» **Text block**
──────

William Gear was the first artist to have a work of art widely condemned in the popular press for 'wasting public money'. He was ahead of his time – but has his legacy been forgotten?

William Gear (1915–97) was from 1958 until 1964 Curator of Eastbourne’s Towner Art Gallery, and for much of this time was embattled with the Borough’s councillors, largely because of his determined belief that modern and contemporary works of art should be acquired for the Towner’s collection. One of several begged questions in Towner’s excellent centenary survey show concerns the circumstances of Gear’s appointment in so conservative a resort town, for he had gained some notoriety as the author of Autumn Landscape (1951), the first abstract painting to receive a purchase prize from the Arts Council during the 1951 Festival of Britain, and the first also to be savaged by the press as a waste of public money.

Abstraction and semi-abstraction were Gear’s chief pictorial languages, and many of this exhibition’s 80 works demonstrate the vagaries of an abstract artist’s existence.  Nonetheless, the exhibition title is misleading, for it implies intentional neglect. How has Gear – the author of the first abstracts ever to be hung at the RA Summer Exhibition in 1960 – been deliberately sidelined until the present? No one is saying, nor have they ever: the suggestion of a  reassessment longer overdue was last made by Martin Harrison, in his catalogue essay to Transition: The London Art Scene in the Fifties (Barbican Centre, London, 2002).

The omission is as likely to have been either utterly inexplicable or caused by a more extensive and more malleable condition: Britain’s collective memory. Despite determined efforts, the 1950s remain an unbalanced era in national art history, denying clear analysis, and many of its inhabitants, with their work, have been subject to all manner of representations, re-presentations, and misrepresentations. Towner’s Gear exhibition is the necessary re-evaluation made fact, but without explaining the very lengthy oversight.

In the painting and printmaking that make up the bulk of his oeuvre, and of this exhibition, Gear’s work comes equally assured and searching within the realms of abstraction and figuration. A wall-mounted quotation within the show quotes him thus, c.1950:

I continually find that my pictures when finished are evocative of  something within my visual experience. It may be the corner of my studio or the view from the window of the tree […]  or a generalized landscape, interior or assembly of forms.

This is evident from the start, in the exhibition’s ante-room, where a brooding quartet of life-size self-portrait drawings of 1949–53 face a nearly full wall of mixed, and often very beautiful, drawings in a range of media and styles that represent his entire career. They successfully introduce viewers to the intensity of Gear’s reflective approach to his work, from the very start of his exposure to art: despite entry to Edinburgh School of Art in 1932, the formal term ‘art education’ is not easily applied to a man who so determinedly outpaced convention, and whose works seem increasingly to have become personifications, not just of a setting, but of the artist himself.

──────

» **Requirement**
Can you set down, word for word, the passage of the William Gear review starting at "William Gear was" and ending at "of public money."?

──────

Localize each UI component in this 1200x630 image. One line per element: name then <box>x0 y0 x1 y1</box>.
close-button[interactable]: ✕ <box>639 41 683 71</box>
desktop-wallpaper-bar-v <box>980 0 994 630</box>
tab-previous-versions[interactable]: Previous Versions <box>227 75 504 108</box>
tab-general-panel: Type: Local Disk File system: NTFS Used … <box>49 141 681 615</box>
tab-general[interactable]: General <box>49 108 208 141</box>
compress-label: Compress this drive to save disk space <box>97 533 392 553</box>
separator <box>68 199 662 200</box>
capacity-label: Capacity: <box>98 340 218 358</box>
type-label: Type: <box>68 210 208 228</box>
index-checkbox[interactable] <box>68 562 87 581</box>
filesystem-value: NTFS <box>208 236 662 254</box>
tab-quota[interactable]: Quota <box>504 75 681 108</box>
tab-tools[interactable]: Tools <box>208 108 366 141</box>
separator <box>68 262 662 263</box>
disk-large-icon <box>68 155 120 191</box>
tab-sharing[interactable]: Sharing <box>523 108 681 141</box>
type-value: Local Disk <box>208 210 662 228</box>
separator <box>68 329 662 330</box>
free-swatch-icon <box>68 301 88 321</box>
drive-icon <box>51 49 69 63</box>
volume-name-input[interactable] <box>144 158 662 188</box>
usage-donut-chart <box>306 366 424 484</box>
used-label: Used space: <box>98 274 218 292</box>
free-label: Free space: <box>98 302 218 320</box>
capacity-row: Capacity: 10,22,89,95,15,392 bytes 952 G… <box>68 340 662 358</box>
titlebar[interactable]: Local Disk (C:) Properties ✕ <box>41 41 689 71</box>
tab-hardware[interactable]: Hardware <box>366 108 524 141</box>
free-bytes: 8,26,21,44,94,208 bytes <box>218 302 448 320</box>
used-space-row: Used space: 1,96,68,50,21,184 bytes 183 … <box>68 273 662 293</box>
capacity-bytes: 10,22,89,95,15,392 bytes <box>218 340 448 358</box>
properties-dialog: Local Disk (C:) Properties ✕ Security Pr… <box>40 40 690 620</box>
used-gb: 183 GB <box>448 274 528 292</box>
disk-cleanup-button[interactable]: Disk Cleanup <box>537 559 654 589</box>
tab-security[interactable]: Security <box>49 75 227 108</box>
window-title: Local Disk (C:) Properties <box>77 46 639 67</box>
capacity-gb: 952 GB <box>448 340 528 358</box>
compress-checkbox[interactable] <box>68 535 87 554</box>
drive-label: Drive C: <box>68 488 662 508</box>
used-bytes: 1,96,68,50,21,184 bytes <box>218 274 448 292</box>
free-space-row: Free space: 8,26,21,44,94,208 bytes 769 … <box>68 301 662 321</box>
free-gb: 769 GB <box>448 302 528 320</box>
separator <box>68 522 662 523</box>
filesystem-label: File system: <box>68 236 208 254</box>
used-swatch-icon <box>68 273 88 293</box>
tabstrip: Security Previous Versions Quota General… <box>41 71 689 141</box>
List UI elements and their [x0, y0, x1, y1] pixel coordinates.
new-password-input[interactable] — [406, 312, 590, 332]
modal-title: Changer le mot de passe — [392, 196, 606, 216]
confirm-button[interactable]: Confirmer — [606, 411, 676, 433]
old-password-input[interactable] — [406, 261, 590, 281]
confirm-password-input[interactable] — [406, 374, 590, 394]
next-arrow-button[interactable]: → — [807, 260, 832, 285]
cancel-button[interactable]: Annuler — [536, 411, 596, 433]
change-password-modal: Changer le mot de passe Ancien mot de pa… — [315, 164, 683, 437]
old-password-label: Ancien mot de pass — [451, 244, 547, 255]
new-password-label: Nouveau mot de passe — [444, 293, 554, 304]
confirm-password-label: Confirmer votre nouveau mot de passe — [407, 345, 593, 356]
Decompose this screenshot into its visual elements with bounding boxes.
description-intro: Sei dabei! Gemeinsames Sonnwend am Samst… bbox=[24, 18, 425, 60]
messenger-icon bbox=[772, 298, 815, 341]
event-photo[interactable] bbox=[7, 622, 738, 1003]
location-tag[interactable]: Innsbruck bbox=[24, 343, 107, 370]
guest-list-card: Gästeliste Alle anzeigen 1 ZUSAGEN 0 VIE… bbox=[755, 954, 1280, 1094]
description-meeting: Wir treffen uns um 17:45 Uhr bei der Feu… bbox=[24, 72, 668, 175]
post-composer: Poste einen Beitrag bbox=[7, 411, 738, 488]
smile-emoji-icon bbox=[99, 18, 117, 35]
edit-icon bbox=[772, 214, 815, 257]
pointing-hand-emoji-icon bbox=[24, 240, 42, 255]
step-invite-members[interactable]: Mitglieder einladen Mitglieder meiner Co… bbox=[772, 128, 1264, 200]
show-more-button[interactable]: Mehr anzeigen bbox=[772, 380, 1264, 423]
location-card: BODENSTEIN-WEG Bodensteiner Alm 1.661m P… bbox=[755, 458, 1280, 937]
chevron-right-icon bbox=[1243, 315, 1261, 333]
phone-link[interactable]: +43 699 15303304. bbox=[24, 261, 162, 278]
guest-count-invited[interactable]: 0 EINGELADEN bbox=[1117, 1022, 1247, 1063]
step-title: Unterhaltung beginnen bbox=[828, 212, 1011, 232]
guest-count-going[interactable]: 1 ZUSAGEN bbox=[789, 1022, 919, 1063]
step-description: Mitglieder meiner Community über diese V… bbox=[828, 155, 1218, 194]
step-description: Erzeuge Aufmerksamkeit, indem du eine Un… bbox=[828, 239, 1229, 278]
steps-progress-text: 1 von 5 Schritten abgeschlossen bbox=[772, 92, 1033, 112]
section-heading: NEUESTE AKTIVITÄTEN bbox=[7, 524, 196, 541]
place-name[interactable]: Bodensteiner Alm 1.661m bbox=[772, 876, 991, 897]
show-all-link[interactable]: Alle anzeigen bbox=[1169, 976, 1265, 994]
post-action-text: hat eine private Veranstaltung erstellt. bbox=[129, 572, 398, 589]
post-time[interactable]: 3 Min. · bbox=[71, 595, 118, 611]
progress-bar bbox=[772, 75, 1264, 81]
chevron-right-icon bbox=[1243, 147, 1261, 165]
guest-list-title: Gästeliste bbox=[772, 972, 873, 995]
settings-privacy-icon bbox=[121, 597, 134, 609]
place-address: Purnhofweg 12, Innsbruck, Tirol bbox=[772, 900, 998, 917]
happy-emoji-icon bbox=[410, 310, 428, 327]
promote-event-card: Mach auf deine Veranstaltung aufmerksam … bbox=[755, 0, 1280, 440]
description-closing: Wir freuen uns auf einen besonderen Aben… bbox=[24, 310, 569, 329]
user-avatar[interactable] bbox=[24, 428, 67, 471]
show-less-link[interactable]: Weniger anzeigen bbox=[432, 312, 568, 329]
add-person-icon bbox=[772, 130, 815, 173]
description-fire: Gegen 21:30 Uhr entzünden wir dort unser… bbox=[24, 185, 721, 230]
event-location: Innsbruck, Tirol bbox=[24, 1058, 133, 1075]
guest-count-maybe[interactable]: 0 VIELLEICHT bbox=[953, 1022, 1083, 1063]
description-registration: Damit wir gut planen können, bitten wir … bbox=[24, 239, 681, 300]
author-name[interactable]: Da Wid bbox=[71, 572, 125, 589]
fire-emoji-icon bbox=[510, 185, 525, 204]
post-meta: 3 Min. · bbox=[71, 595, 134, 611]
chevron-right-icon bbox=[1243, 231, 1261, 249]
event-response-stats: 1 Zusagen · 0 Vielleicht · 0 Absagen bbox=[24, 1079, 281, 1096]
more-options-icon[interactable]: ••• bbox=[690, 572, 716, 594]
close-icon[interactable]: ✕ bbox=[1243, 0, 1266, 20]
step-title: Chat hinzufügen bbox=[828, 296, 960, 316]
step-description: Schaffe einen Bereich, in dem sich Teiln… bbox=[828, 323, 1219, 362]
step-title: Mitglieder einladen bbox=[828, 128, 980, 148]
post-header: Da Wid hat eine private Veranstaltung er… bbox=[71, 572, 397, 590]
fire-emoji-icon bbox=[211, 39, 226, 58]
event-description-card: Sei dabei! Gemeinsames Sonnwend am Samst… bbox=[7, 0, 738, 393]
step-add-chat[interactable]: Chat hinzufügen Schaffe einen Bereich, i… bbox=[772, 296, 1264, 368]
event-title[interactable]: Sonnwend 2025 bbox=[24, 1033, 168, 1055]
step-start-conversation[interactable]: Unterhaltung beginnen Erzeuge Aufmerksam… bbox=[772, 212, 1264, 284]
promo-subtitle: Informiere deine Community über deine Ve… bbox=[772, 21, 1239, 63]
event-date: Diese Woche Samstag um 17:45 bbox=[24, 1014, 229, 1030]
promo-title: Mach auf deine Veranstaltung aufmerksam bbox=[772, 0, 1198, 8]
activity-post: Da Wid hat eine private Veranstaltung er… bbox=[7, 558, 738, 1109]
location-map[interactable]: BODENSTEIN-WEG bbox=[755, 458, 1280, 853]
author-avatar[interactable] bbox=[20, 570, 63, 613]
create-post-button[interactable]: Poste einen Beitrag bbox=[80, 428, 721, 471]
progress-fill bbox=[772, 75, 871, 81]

──────

» **Result for this task**
William Gear was the first artist to have a work of art widely condemned in the popular press for 'wasting public money'. He was ahead of his time – but has his legacy been forgotten?

William Gear (1915–97) was from 1958 until 1964 Curator of Eastbourne’s Towner Art Gallery, and for much of this time was embattled with the Borough’s councillors, largely because of his determined belief that modern and contemporary works of art should be acquired for the Towner’s collection. One of several begged questions in Towner’s excellent centenary survey show concerns the circumstances of Gear’s appointment in so conservative a resort town, for he had gained some notoriety as the author of Autumn Landscape (1951), the first abstract painting to receive a purchase prize from the Arts Council during the 1951 Festival of Britain, and the first also to be savaged by the press as a waste of public money.